Entries supplied:
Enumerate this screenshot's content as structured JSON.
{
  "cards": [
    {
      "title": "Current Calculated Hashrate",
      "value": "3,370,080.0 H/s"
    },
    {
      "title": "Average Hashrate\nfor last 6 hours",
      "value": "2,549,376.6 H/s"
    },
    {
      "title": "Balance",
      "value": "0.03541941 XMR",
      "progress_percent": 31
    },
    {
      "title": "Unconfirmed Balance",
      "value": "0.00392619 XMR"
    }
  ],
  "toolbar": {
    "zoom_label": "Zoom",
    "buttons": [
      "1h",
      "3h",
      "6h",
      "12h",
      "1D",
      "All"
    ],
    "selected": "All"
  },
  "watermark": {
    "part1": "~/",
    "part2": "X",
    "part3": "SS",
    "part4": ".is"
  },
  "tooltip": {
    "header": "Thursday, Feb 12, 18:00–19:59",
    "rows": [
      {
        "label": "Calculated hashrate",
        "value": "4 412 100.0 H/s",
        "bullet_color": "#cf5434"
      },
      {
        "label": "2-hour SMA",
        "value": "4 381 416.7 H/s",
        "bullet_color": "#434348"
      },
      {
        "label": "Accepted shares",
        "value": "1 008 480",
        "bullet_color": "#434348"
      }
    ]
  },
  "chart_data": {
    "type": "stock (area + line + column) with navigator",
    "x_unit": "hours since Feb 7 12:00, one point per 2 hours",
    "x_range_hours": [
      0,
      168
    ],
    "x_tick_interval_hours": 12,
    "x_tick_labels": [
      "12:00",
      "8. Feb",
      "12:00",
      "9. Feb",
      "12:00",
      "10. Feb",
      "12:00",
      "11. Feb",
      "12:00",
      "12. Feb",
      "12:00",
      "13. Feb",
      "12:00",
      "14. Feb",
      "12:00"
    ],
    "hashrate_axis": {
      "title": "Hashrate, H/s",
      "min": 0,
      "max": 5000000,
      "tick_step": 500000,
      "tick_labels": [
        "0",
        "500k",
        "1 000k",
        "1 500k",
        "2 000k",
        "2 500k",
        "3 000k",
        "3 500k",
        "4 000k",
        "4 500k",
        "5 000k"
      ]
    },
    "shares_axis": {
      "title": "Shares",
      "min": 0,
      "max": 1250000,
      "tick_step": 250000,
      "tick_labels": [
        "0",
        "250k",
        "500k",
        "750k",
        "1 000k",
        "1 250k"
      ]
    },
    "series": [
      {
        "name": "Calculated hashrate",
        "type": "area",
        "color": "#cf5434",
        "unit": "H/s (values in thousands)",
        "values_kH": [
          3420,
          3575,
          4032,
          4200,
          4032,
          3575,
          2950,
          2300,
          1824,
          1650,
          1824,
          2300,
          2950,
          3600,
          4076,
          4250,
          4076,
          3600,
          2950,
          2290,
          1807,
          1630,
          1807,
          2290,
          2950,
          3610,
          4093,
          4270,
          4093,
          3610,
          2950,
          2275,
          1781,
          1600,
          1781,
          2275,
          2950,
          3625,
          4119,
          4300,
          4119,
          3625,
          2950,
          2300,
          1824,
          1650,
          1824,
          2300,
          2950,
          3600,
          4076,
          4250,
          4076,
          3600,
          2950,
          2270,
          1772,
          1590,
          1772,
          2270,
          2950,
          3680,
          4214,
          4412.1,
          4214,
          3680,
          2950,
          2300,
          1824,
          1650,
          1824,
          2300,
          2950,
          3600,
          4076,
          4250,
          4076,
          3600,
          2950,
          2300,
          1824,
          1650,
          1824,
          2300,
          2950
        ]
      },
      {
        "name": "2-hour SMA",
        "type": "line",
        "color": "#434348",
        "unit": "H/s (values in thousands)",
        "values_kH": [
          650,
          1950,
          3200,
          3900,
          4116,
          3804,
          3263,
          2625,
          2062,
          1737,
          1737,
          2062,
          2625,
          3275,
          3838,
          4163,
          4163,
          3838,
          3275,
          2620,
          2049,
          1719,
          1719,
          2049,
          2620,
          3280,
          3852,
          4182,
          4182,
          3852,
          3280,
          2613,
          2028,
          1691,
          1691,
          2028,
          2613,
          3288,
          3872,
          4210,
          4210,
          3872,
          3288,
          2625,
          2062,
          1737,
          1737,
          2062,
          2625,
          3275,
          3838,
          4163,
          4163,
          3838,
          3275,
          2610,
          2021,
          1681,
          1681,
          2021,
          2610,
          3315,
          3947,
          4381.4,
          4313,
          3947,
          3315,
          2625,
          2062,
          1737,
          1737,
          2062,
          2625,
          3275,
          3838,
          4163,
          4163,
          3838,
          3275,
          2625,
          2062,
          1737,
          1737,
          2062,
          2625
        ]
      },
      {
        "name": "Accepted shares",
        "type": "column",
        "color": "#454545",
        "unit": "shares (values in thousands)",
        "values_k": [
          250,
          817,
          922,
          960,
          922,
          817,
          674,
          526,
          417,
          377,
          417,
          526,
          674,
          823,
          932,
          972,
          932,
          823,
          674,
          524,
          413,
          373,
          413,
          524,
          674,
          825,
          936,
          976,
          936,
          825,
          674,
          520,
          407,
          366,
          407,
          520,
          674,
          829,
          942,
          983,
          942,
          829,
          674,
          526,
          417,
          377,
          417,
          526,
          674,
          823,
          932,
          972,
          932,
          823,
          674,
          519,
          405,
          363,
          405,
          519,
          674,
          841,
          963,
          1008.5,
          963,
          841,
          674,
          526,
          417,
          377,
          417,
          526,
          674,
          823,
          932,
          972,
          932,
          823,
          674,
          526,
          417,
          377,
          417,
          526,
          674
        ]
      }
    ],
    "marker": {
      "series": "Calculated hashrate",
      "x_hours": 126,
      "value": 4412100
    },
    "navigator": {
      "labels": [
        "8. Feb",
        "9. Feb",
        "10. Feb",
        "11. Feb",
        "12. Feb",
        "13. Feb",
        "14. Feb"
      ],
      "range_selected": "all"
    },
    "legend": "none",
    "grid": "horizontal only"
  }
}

Stated task: Identify each line holding the string "area", and copy it out.

Result of this exercise:
    "type": "stock (area + line + column) with navigator",
        "type": "area",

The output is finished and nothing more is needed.